## STATED PROBLEM
Output every line of the material exactly, omitting images.

[Dataset items]

***

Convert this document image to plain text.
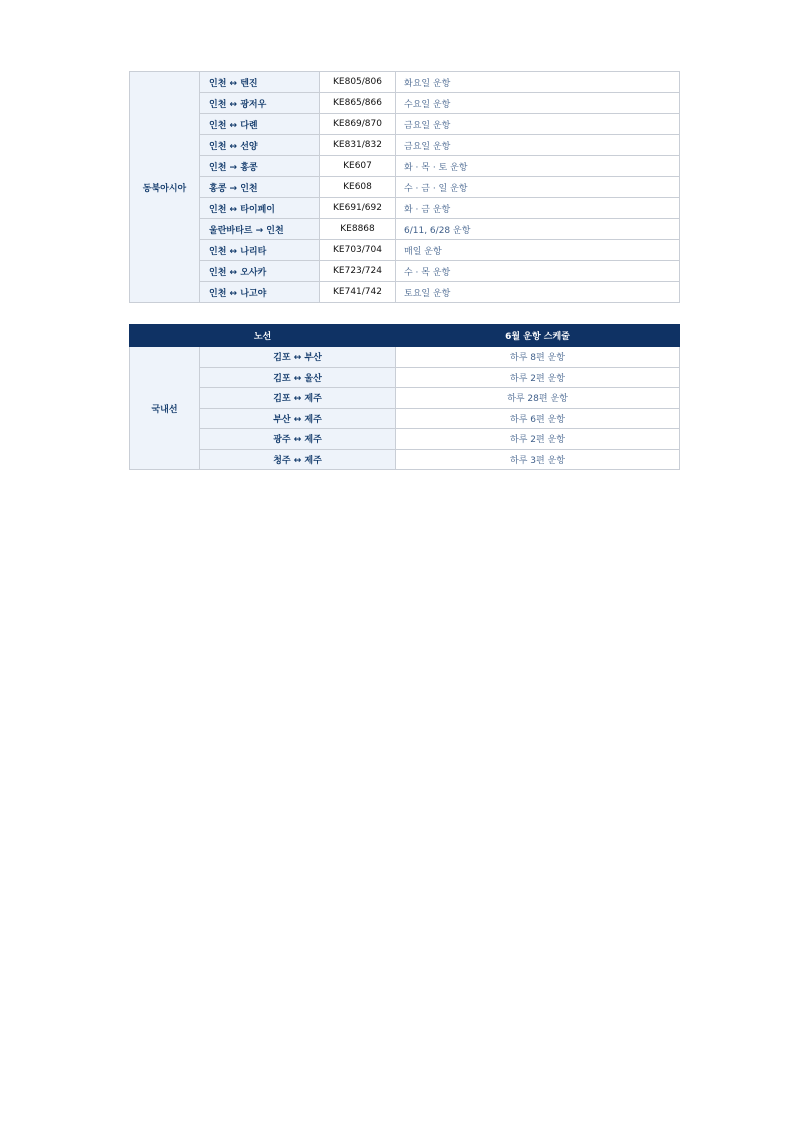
동북아시아	인천 ↔ 텐진	KE805/806	화요일 운항
	인천 ↔ 광저우	KE865/866	수요일 운항
	인천 ↔ 다롄	KE869/870	금요일 운항
	인천 ↔ 선양	KE831/832	금요일 운항
	인천 → 홍콩	KE607	화 · 목 · 토 운항
	홍콩 → 인천	KE608	수 · 금 · 일 운항
	인천 ↔ 타이페이	KE691/692	화 · 금 운항
	울란바타르 → 인천	KE8868	6/11, 6/28 운항
	인천 ↔ 나리타	KE703/704	매일 운항
	인천 ↔ 오사카	KE723/724	수 · 목 운항
	인천 ↔ 나고야	KE741/742	토요일 운항
노선		6월 운항 스케줄
국내선	김포 ↔ 부산	하루 8편 운항
	김포 ↔ 울산	하루 2편 운항
	김포 ↔ 제주	하루 28편 운항
	부산 ↔ 제주	하루 6편 운항
	광주 ↔ 제주	하루 2편 운항
	청주 ↔ 제주	하루 3편 운항
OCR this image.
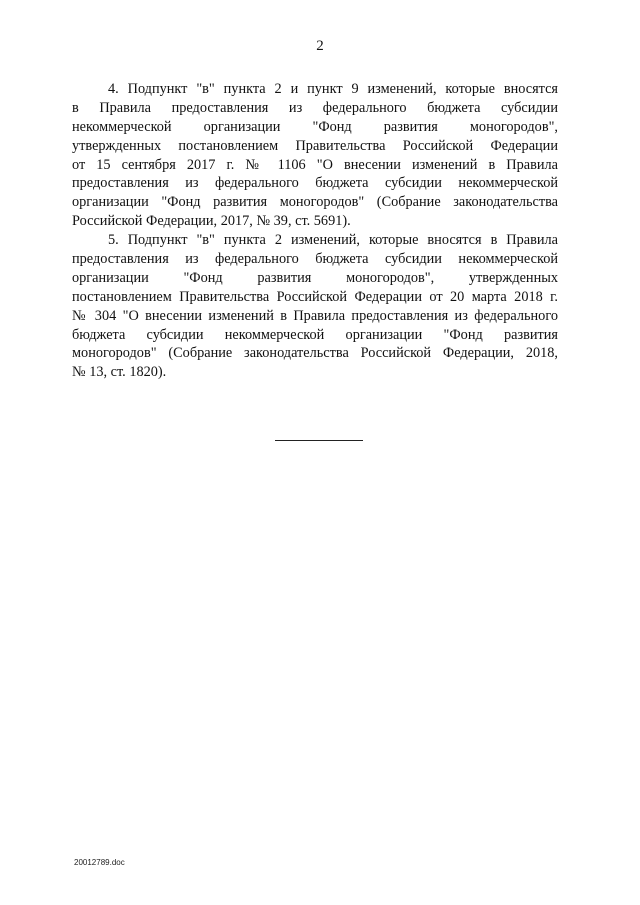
2
4. Подпункт "в" пункта 2 и пункт 9 изменений, которые вносятся
в Правила предоставления из федерального бюджета субсидии
некоммерческой организации "Фонд развития моногородов",
утвержденных постановлением Правительства Российской Федерации
от 15 сентября 2017 г. № 1106 "О внесении изменений в Правила
предоставления из федерального бюджета субсидии некоммерческой
организации "Фонд развития моногородов" (Собрание законодательства
Российской Федерации, 2017, № 39, ст. 5691).
5. Подпункт "в" пункта 2 изменений, которые вносятся в Правила
предоставления из федерального бюджета субсидии некоммерческой
организации "Фонд развития моногородов", утвержденных
постановлением Правительства Российской Федерации от 20 марта 2018 г.
№ 304 "О внесении изменений в Правила предоставления из федерального
бюджета субсидии некоммерческой организации "Фонд развития
моногородов" (Собрание законодательства Российской Федерации, 2018,
№ 13, ст. 1820).
20012789.doc
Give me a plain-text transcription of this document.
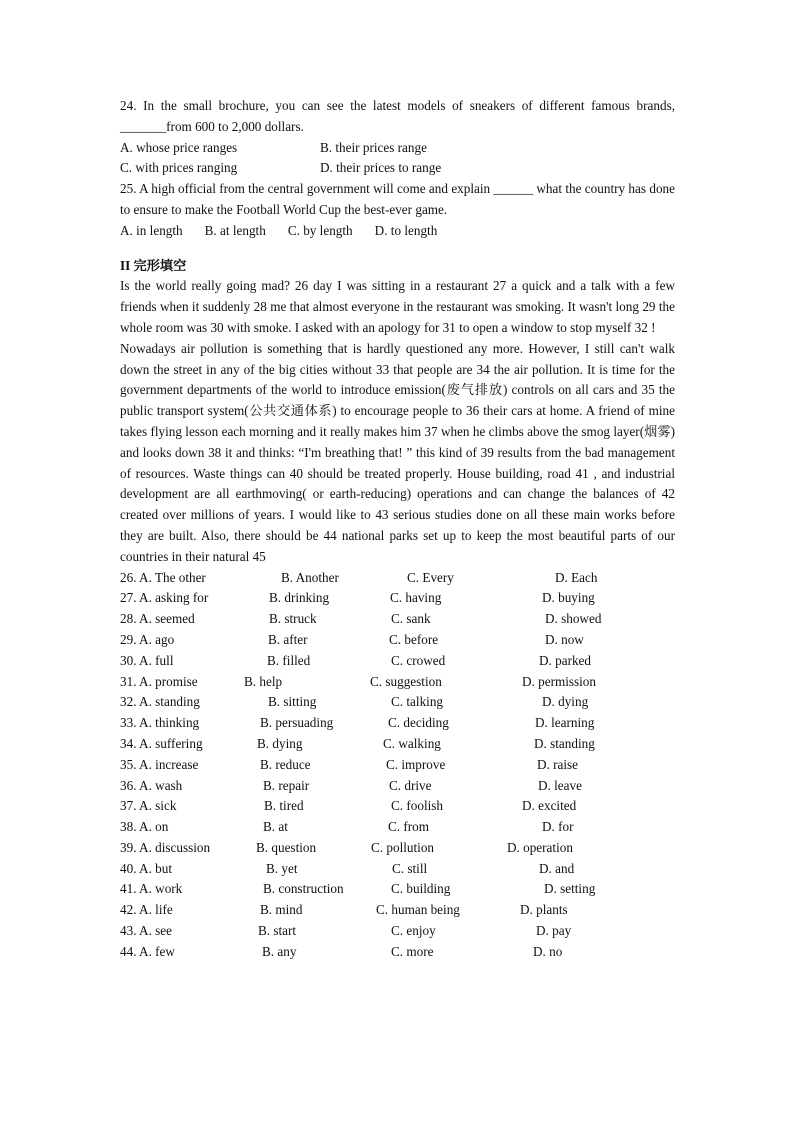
24. In the small brochure, you can see the latest models of sneakers of different famous brands, _______from 600 to 2,000 dollars.

A. whose price ranges	B. their prices range
C. with prices ranging	D. their prices to range

25. A high official from the central government will come and explain ______ what the country has done to ensure to make the Football World Cup the best-ever game.

A. in length B. at length C. by length D. to length

II 完形填空

Is the world really going mad? 26 day I was sitting in a restaurant 27 a quick and a talk with a few friends when it suddenly 28 me that almost everyone in the restaurant was smoking. It wasn't long 29 the whole room was 30 with smoke. I asked with an apology for 31 to open a window to stop myself 32 !

Nowadays air pollution is something that is hardly questioned any more. However, I still can't walk down the street in any of the big cities without 33 that people are 34 the air pollution. It is time for the government departments of the world to introduce emission(废气排放) controls on all cars and 35 the public transport system(公共交通体系) to encourage people to 36 their cars at home. A friend of mine takes flying lesson each morning and it really makes him 37 when he climbs above the smog layer(烟雾) and looks down 38 it and thinks: “I'm breathing that! ” this kind of 39 results from the bad management of resources. Waste things can 40 should be treated properly. House building, road 41 , and industrial development are all earthmoving( or earth-reducing) operations and can change the balances of 42 created over millions of years. I would like to 43 serious studies done on all these main works before they are built. Also, there should be 44 national parks set up to keep the most beautiful parts of our countries in their natural 45

26. A. The other	B. Another	C. Every	D. Each
27. A. asking for	B. drinking	C. having	D. buying
28. A. seemed	B. struck	C. sank	D. showed
29. A. ago	B. after	C. before	D. now
30. A. full	B. filled	C. crowed	D. parked
31. A. promise	B. help	C. suggestion	D. permission
32. A. standing	B. sitting	C. talking	D. dying
33. A. thinking	B. persuading	C. deciding	D. learning
34. A. suffering	B. dying	C. walking	D. standing
35. A. increase	B. reduce	C. improve	D. raise
36. A. wash	B. repair	C. drive	D. leave
37. A. sick	B. tired	C. foolish	D. excited
38. A. on	B. at	C. from	D. for
39. A. discussion	B. question	C. pollution	D. operation
40. A. but	B. yet	C. still	D. and
41. A. work	B. construction	C. building	D. setting
42. A. life	B. mind	C. human being	D. plants
43. A. see	B. start	C. enjoy	D. pay
44. A. few	B. any	C. more	D. no
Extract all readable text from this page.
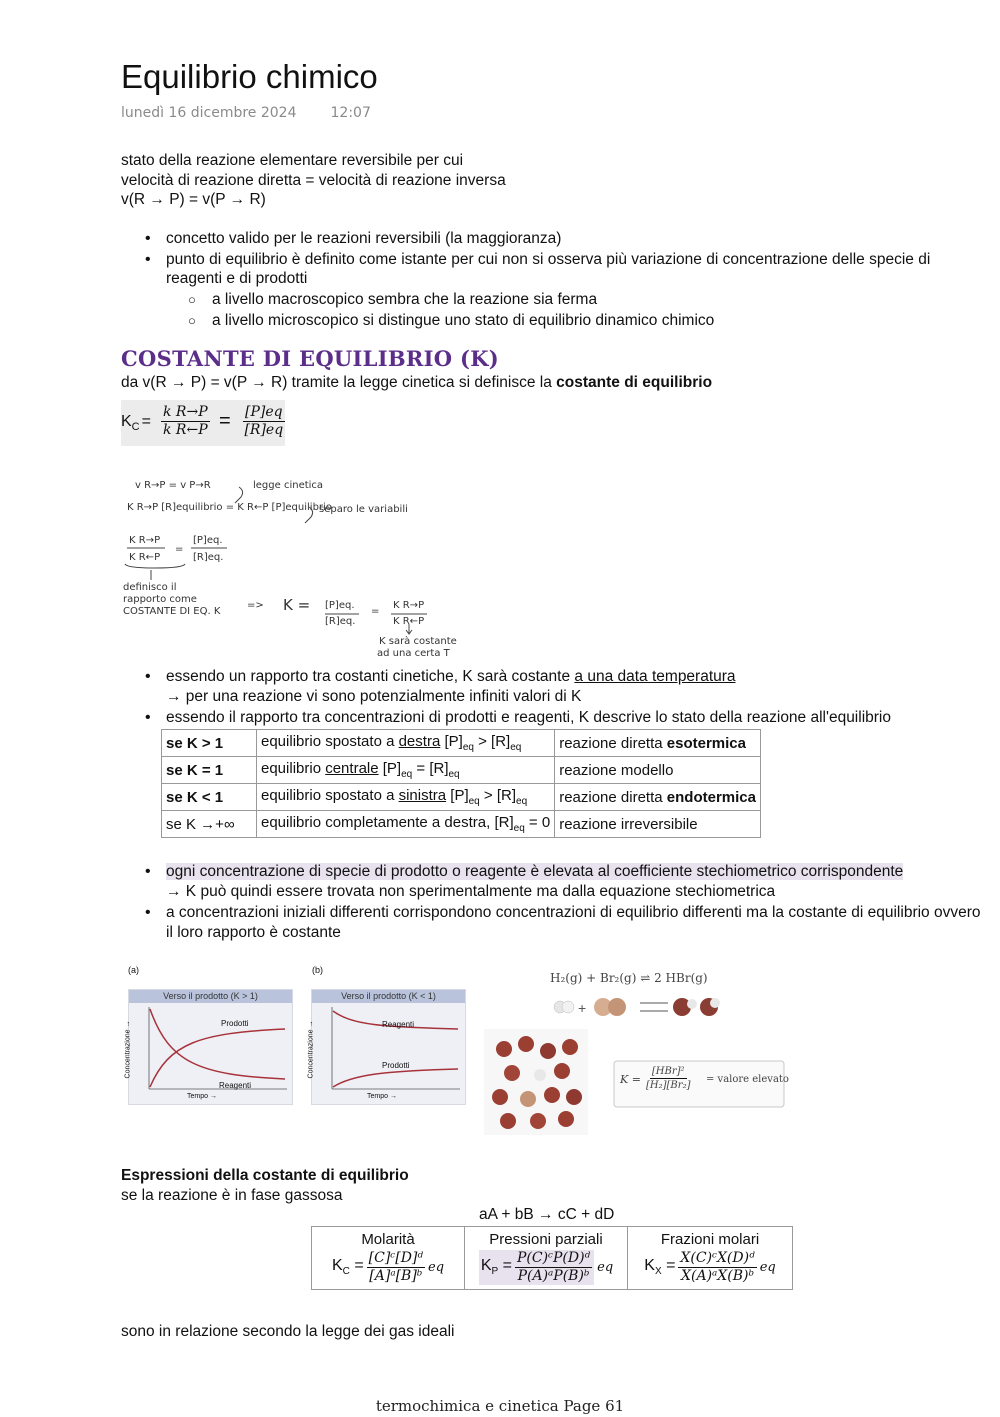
Equilibrio chimico
lunedì 16 dicembre 2024 12:07
stato della reazione elementare reversibile per cui
velocità di reazione diretta = velocità di reazione inversa
v(R → P) = v(P → R)
• concetto valido per le reazioni reversibili (la maggioranza)
• punto di equilibrio è definito come istante per cui non si osserva più variazione di concentrazione delle specie di reagenti e di prodotti
○ a livello macroscopico sembra che la reazione sia ferma
○ a livello microscopico si distingue uno stato di equilibrio dinamico chimico
COSTANTE DI EQUILIBRIO (K)
da v(R → P) = v(P → R) tramite la legge cinetica si definisce la costante di equilibrio
$K_C = \frac{\text{k R→P}}{\text{k R←P}} = \frac{[P]eq}{[R]eq}$
v R→P = v P→R	legge cinetica
K R→P [R]equilibrio = K R←P [P]equilibrio
separo le variabili
K R→P
K R←P
=
[P]eq.
[R]eq.
definisco il
rapporto come
COSTANTE DI EQ. K
=> K = [P]eq.
[R]eq.
=
K R→P
K R←P
K sarà costante
ad una certa T
• essendo un rapporto tra costanti cinetiche, K sarà costante a una data temperatura
→ per una reazione vi sono potenzialmente infiniti valori di K
• essendo il rapporto tra concentrazioni di prodotti e reagenti, K descrive lo stato della reazione all'equilibrio
se K > 1	equilibrio spostato a destra $[P]_{eq} > [R]_{eq}$	reazione diretta esotermica
se K = 1	equilibrio centrale $[P]_{eq} = [R]_{eq}$	reazione modello
se K < 1	equilibrio spostato a sinistra $[P]_{eq} > [R]_{eq}$	reazione diretta endotermica
se K →+∞	equilibrio completamente a destra, $[R]_{eq} = 0$	reazione irreversibile
• ogni concentrazione di specie di prodotto o reagente è elevata al coefficiente stechiometrico corrispondente
→ K può quindi essere trovata non sperimentalmente ma dalla equazione stechiometrica
• a concentrazioni iniziali differenti corrispondono concentrazioni di equilibrio differenti ma la costante di equilibrio ovvero il loro rapporto è costante
(a)
Verso il prodotto (K > 1)
Prodotti
Reagenti
Concentrazione →
Tempo →
(b)
Verso il prodotto (K < 1)
Reagenti
Prodotti
Concentrazione →
Tempo →
H₂(g) + Br₂(g) ⇌ 2 HBr(g)
+
K =
[HBr]²
[H₂][Br₂]
= valore elevato
Espressioni della costante di equilibrio
se la reazione è in fase gassosa
aA + bB → cC + dD
Molarità
$K_C = \frac{\text{[C]ᶜ[D]ᵈ}}{\text{[A]ᵃ[B]ᵇ}}$ eq

Pressioni parziali
$K_P = \frac{\text{P(C)ᶜP(D)ᵈ}}{\text{P(A)ᵃP(B)ᵇ}}$ eq

Frazioni molari
$K_X = \frac{\text{X(C)ᶜX(D)ᵈ}}{\text{X(A)ᵃX(B)ᵇ}}$ eq
sono in relazione secondo la legge dei gas ideali
termochimica e cinetica Page 61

***

## SOLUTION FOR THIS TASK
Convert this document image to plain text.
동북아시아	인천 ↔ 텐진	KE805/806	화요일 운항
	인천 ↔ 광저우	KE865/866	수요일 운항
	인천 ↔ 다롄	KE869/870	금요일 운항
	인천 ↔ 선양	KE831/832	금요일 운항
	인천 → 홍콩	KE607	화 · 목 · 토 운항
	홍콩 → 인천	KE608	수 · 금 · 일 운항
	인천 ↔ 타이페이	KE691/692	화 · 금 운항
	울란바타르 → 인천	KE8868	6/11, 6/28 운항
	인천 ↔ 나리타	KE703/704	매일 운항
	인천 ↔ 오사카	KE723/724	수 · 목 운항
	인천 ↔ 나고야	KE741/742	토요일 운항
노선		6월 운항 스케줄
국내선	김포 ↔ 부산	하루 8편 운항
	김포 ↔ 울산	하루 2편 운항
	김포 ↔ 제주	하루 28편 운항
	부산 ↔ 제주	하루 6편 운항
	광주 ↔ 제주	하루 2편 운항
	청주 ↔ 제주	하루 3편 운항
OCR this image.
2
4. Подпункт "в" пункта 2 и пункт 9 изменений, которые вносятся
в Правила предоставления из федерального бюджета субсидии
некоммерческой организации "Фонд развития моногородов",
утвержденных постановлением Правительства Российской Федерации
от 15 сентября 2017 г. № 1106 "О внесении изменений в Правила
предоставления из федерального бюджета субсидии некоммерческой
организации "Фонд развития моногородов" (Собрание законодательства
Российской Федерации, 2017, № 39, ст. 5691).
5. Подпункт "в" пункта 2 изменений, которые вносятся в Правила
предоставления из федерального бюджета субсидии некоммерческой
организации "Фонд развития моногородов", утвержденных
постановлением Правительства Российской Федерации от 20 марта 2018 г.
№ 304 "О внесении изменений в Правила предоставления из федерального
бюджета субсидии некоммерческой организации "Фонд развития
моногородов" (Собрание законодательства Российской Федерации, 2018,
№ 13, ст. 1820).
20012789.doc
Give me a plain-text transcription of this document.
24. In the small brochure, you can see the latest models of sneakers of different famous brands, _______from 600 to 2,000 dollars.

A. whose price ranges	B. their prices range
C. with prices ranging	D. their prices to range

25. A high official from the central government will come and explain ______ what the country has done to ensure to make the Football World Cup the best-ever game.

A. in length B. at length C. by length D. to length

II 完形填空

Is the world really going mad? 26 day I was sitting in a restaurant 27 a quick and a talk with a few friends when it suddenly 28 me that almost everyone in the restaurant was smoking. It wasn't long 29 the whole room was 30 with smoke. I asked with an apology for 31 to open a window to stop myself 32 !

Nowadays air pollution is something that is hardly questioned any more. However, I still can't walk down the street in any of the big cities without 33 that people are 34 the air pollution. It is time for the government departments of the world to introduce emission(废气排放) controls on all cars and 35 the public transport system(公共交通体系) to encourage people to 36 their cars at home. A friend of mine takes flying lesson each morning and it really makes him 37 when he climbs above the smog layer(烟雾) and looks down 38 it and thinks: “I'm breathing that! ” this kind of 39 results from the bad management of resources. Waste things can 40 should be treated properly. House building, road 41 , and industrial development are all earthmoving( or earth-reducing) operations and can change the balances of 42 created over millions of years. I would like to 43 serious studies done on all these main works before they are built. Also, there should be 44 national parks set up to keep the most beautiful parts of our countries in their natural 45

26. A. The other	B. Another	C. Every	D. Each
27. A. asking for	B. drinking	C. having	D. buying
28. A. seemed	B. struck	C. sank	D. showed
29. A. ago	B. after	C. before	D. now
30. A. full	B. filled	C. crowed	D. parked
31. A. promise	B. help	C. suggestion	D. permission
32. A. standing	B. sitting	C. talking	D. dying
33. A. thinking	B. persuading	C. deciding	D. learning
34. A. suffering	B. dying	C. walking	D. standing
35. A. increase	B. reduce	C. improve	D. raise
36. A. wash	B. repair	C. drive	D. leave
37. A. sick	B. tired	C. foolish	D. excited
38. A. on	B. at	C. from	D. for
39. A. discussion	B. question	C. pollution	D. operation
40. A. but	B. yet	C. still	D. and
41. A. work	B. construction	C. building	D. setting
42. A. life	B. mind	C. human being	D. plants
43. A. see	B. start	C. enjoy	D. pay
44. A. few	B. any	C. more	D. no
Extract all readable text from this page.
Equilibrio chimico
lunedì 16 dicembre 2024 12:07
stato della reazione elementare reversibile per cui
velocità di reazione diretta = velocità di reazione inversa
v(R → P) = v(P → R)
• concetto valido per le reazioni reversibili (la maggioranza)
• punto di equilibrio è definito come istante per cui non si osserva più variazione di concentrazione delle specie di reagenti e di prodotti
○ a livello macroscopico sembra che la reazione sia ferma
○ a livello microscopico si distingue uno stato di equilibrio dinamico chimico
COSTANTE DI EQUILIBRIO (K)
da v(R → P) = v(P → R) tramite la legge cinetica si definisce la costante di equilibrio
$K_C = \frac{\text{k R→P}}{\text{k R←P}} = \frac{[P]eq}{[R]eq}$
v R→P = v P→R	legge cinetica
K R→P [R]equilibrio = K R←P [P]equilibrio
separo le variabili
K R→P
K R←P
=
[P]eq.
[R]eq.
definisco il
rapporto come
COSTANTE DI EQ. K
=> K = [P]eq.
[R]eq.
=
K R→P
K R←P
K sarà costante
ad una certa T
• essendo un rapporto tra costanti cinetiche, K sarà costante a una data temperatura
→ per una reazione vi sono potenzialmente infiniti valori di K
• essendo il rapporto tra concentrazioni di prodotti e reagenti, K descrive lo stato della reazione all'equilibrio
se K > 1	equilibrio spostato a destra $[P]_{eq} > [R]_{eq}$	reazione diretta esotermica
se K = 1	equilibrio centrale $[P]_{eq} = [R]_{eq}$	reazione modello
se K < 1	equilibrio spostato a sinistra $[P]_{eq} > [R]_{eq}$	reazione diretta endotermica
se K →+∞	equilibrio completamente a destra, $[R]_{eq} = 0$	reazione irreversibile
• ogni concentrazione di specie di prodotto o reagente è elevata al coefficiente stechiometrico corrispondente
→ K può quindi essere trovata non sperimentalmente ma dalla equazione stechiometrica
• a concentrazioni iniziali differenti corrispondono concentrazioni di equilibrio differenti ma la costante di equilibrio ovvero il loro rapporto è costante
(a)
Verso il prodotto (K > 1)
Prodotti
Reagenti
Concentrazione →
Tempo →
(b)
Verso il prodotto (K < 1)
Reagenti
Prodotti
Concentrazione →
Tempo →
H₂(g) + Br₂(g) ⇌ 2 HBr(g)
+
K =
[HBr]²
[H₂][Br₂]
= valore elevato
Espressioni della costante di equilibrio
se la reazione è in fase gassosa
aA + bB → cC + dD
Molarità
$K_C = \frac{\text{[C]ᶜ[D]ᵈ}}{\text{[A]ᵃ[B]ᵇ}}$ eq

Pressioni parziali
$K_P = \frac{\text{P(C)ᶜP(D)ᵈ}}{\text{P(A)ᵃP(B)ᵇ}}$ eq

Frazioni molari
$K_X = \frac{\text{X(C)ᶜX(D)ᵈ}}{\text{X(A)ᵃX(B)ᵇ}}$ eq
sono in relazione secondo la legge dei gas ideali
termochimica e cinetica Page 61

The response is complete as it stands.